(Goal of the exercise):
Extract the lines that carry the string "grid" from the listing.

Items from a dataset
··········

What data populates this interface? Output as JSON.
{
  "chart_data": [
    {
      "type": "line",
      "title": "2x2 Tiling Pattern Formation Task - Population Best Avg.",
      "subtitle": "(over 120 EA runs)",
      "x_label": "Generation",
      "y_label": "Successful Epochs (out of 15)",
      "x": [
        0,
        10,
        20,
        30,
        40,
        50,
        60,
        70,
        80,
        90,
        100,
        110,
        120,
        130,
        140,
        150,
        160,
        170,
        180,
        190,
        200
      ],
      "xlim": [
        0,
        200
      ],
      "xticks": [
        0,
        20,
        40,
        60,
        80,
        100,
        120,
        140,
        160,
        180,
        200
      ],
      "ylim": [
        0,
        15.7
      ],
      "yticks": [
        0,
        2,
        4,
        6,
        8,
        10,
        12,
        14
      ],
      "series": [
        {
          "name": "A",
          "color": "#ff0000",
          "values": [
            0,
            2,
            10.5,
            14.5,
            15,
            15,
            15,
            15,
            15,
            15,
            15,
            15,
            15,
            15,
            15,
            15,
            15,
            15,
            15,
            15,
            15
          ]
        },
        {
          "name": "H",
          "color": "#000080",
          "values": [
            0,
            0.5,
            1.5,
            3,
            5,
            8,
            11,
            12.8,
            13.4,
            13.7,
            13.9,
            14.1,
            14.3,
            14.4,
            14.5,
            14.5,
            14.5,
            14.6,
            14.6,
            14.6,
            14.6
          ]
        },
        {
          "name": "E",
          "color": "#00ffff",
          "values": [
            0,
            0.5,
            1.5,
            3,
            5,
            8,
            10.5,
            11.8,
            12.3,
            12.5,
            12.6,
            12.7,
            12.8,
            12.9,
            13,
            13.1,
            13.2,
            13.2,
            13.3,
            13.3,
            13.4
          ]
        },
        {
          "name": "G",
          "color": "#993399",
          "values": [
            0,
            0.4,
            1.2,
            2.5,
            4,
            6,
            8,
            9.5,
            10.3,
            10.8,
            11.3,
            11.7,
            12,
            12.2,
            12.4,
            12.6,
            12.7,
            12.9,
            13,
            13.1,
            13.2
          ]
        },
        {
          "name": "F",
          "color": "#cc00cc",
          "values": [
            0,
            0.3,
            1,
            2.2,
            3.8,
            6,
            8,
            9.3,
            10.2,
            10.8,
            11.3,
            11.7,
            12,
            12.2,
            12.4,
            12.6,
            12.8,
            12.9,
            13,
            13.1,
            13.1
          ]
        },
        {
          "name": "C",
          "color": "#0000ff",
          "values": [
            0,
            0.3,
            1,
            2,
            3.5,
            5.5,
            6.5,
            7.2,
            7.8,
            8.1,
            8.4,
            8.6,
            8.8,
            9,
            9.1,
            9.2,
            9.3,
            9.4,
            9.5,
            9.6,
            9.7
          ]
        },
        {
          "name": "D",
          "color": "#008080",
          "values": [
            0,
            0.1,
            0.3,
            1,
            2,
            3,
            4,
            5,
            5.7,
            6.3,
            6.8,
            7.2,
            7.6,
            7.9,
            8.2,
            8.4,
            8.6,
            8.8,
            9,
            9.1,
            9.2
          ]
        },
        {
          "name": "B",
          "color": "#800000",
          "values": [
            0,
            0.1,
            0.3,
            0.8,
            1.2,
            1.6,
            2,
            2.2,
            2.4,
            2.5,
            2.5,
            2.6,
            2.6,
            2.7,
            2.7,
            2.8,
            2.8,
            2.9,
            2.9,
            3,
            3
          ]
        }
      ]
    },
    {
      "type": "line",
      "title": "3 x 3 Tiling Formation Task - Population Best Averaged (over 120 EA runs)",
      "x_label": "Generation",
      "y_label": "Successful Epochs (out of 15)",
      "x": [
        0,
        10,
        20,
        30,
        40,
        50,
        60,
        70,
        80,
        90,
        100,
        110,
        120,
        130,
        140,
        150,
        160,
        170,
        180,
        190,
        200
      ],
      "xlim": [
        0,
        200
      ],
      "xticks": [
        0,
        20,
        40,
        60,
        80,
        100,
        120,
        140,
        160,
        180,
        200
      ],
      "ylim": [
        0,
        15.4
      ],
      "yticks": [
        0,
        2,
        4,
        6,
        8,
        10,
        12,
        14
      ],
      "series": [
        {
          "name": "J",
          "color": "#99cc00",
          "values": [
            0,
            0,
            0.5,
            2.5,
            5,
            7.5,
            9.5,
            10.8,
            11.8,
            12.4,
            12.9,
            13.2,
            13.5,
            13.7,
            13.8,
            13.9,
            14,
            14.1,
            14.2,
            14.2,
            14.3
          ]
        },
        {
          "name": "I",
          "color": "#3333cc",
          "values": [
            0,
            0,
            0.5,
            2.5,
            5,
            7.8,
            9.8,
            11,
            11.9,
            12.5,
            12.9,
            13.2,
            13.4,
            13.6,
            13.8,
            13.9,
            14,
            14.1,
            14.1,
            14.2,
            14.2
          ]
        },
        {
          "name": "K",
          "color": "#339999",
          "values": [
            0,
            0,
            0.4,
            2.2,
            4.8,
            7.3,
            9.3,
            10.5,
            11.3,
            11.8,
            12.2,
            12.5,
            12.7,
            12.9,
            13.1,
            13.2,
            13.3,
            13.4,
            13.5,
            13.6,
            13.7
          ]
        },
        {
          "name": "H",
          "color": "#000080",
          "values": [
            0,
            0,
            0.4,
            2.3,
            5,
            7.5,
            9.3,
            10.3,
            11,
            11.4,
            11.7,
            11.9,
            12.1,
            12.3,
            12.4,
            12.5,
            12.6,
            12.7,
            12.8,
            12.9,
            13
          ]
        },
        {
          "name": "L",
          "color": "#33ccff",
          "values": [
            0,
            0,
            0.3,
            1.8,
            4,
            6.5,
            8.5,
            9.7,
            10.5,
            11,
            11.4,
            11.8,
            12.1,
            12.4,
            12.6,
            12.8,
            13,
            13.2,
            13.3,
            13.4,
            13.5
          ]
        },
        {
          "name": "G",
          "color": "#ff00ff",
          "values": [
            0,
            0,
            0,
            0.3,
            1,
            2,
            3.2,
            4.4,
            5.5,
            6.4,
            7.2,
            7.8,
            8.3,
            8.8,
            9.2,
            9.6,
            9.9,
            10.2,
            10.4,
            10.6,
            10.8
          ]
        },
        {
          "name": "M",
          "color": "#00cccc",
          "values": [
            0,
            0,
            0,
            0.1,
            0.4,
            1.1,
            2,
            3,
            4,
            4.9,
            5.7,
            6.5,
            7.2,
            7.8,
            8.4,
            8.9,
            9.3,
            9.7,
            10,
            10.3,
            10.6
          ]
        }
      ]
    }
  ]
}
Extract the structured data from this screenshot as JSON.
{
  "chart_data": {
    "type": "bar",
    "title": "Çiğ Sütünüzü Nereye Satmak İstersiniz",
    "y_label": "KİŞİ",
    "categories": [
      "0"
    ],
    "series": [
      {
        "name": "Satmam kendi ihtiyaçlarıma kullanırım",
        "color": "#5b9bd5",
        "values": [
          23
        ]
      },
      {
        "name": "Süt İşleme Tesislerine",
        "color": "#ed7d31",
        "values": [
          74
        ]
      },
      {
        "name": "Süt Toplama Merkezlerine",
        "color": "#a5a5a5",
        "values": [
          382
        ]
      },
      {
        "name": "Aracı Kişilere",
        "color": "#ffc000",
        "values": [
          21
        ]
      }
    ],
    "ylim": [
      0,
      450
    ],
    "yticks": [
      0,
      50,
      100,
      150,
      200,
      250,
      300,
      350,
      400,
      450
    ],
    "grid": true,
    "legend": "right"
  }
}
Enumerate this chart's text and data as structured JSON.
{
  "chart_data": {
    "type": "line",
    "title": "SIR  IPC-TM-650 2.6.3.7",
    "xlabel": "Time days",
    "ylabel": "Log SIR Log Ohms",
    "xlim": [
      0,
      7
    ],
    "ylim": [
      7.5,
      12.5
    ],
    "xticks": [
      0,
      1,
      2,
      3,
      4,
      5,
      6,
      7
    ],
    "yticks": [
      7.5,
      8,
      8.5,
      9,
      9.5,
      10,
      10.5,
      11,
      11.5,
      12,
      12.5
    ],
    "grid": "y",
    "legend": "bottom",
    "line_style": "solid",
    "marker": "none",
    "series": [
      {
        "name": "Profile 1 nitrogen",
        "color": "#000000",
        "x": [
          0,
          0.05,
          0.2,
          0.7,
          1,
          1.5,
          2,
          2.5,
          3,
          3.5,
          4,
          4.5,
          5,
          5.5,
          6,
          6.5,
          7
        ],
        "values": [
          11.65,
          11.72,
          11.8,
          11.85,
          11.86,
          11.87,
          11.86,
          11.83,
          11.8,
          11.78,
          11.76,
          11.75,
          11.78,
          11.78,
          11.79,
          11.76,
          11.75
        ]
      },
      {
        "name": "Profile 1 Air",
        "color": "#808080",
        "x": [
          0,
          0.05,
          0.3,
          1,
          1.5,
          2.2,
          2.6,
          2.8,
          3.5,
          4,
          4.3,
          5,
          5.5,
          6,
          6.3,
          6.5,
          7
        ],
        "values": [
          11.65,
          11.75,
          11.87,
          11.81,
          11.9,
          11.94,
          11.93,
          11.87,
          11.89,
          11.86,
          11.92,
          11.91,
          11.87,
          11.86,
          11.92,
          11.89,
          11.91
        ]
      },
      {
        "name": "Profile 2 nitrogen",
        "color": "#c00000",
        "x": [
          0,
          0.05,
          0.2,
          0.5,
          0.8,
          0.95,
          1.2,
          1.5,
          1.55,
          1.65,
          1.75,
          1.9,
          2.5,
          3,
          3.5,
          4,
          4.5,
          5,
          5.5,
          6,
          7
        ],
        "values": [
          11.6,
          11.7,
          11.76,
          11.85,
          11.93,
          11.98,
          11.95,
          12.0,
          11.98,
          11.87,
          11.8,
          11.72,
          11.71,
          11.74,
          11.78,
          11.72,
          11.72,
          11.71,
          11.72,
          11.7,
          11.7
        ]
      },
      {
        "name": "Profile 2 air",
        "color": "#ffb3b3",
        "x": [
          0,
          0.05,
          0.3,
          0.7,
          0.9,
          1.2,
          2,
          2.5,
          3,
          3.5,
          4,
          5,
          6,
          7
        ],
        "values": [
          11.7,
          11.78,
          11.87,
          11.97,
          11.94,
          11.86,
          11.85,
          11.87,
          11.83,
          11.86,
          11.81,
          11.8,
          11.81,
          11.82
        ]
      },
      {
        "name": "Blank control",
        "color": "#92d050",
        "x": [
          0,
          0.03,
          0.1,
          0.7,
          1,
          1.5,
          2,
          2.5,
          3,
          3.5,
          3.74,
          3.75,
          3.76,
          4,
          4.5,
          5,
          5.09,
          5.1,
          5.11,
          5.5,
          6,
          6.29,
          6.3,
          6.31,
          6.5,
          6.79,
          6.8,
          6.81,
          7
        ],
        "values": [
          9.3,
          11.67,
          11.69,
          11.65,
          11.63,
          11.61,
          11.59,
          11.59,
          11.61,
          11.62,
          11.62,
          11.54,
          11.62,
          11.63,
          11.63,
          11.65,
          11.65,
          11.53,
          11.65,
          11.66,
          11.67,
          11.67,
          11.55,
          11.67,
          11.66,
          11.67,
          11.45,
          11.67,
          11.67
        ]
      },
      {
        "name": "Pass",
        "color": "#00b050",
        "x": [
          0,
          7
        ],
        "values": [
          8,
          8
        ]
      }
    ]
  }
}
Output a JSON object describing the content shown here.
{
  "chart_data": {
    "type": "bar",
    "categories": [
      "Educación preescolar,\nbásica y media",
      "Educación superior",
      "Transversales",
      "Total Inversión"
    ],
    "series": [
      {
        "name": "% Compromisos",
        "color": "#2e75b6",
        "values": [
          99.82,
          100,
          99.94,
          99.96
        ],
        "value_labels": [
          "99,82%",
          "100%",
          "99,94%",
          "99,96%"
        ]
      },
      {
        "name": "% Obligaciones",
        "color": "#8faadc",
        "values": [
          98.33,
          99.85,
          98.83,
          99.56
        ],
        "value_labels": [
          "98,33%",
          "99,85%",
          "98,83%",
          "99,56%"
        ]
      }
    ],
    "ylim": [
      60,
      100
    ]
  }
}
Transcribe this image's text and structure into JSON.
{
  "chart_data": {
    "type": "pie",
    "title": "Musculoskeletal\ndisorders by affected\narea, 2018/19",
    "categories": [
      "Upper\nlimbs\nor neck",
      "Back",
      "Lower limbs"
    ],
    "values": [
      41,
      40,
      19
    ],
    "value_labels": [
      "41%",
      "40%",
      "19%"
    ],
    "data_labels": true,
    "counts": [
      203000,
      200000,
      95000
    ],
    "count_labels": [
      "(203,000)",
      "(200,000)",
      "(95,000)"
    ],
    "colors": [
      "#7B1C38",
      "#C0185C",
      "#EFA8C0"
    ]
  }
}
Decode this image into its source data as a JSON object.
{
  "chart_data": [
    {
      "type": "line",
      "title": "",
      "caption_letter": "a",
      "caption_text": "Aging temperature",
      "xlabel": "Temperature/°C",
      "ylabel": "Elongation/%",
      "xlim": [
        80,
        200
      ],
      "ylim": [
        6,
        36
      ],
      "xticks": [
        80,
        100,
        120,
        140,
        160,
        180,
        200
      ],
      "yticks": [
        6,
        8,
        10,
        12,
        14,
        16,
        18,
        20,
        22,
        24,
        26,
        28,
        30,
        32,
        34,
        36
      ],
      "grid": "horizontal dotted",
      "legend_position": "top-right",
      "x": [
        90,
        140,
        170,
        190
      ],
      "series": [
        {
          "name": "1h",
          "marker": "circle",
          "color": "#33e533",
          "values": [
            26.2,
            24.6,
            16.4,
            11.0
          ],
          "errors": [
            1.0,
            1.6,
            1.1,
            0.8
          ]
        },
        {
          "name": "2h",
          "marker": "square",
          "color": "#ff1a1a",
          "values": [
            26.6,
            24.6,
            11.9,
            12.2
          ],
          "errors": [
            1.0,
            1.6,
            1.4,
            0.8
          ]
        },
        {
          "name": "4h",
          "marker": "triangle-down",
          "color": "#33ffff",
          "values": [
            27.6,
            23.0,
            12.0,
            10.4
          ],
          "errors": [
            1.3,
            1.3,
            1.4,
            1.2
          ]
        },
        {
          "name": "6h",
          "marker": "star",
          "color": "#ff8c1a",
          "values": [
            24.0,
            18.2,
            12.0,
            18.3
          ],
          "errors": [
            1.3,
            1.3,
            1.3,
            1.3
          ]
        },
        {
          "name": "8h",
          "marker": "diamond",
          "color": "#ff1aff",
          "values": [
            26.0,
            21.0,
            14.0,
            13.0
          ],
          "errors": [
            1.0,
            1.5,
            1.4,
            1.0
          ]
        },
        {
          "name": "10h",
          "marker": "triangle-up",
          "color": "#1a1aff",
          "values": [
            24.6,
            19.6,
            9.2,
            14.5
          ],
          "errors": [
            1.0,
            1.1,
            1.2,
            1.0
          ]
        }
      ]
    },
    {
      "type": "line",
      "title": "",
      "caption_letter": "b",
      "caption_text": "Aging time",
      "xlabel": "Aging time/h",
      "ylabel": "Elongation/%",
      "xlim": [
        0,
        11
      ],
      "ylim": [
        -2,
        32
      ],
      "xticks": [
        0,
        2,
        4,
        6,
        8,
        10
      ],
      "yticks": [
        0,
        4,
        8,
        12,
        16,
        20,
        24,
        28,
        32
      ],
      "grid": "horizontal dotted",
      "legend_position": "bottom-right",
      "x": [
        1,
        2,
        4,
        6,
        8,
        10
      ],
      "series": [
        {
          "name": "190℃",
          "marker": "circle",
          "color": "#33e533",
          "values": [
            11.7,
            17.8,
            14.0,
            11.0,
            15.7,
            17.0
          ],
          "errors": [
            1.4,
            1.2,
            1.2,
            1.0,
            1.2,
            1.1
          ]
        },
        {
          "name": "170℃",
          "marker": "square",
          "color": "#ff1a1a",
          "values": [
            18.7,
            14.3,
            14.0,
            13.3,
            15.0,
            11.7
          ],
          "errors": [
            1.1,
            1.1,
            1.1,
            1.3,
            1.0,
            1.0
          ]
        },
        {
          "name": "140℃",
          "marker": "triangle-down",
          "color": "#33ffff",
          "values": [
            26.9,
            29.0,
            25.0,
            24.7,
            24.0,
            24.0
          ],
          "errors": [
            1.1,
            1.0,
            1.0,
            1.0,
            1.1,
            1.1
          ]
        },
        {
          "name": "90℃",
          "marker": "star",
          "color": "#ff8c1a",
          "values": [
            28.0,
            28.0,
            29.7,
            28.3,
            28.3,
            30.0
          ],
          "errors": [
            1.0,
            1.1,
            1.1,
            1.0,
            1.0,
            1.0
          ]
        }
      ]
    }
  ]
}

··········

(Output for this exercise):
    "grid": true,
    "grid": "y",
      "grid": "horizontal dotted",
      "grid": "horizontal dotted",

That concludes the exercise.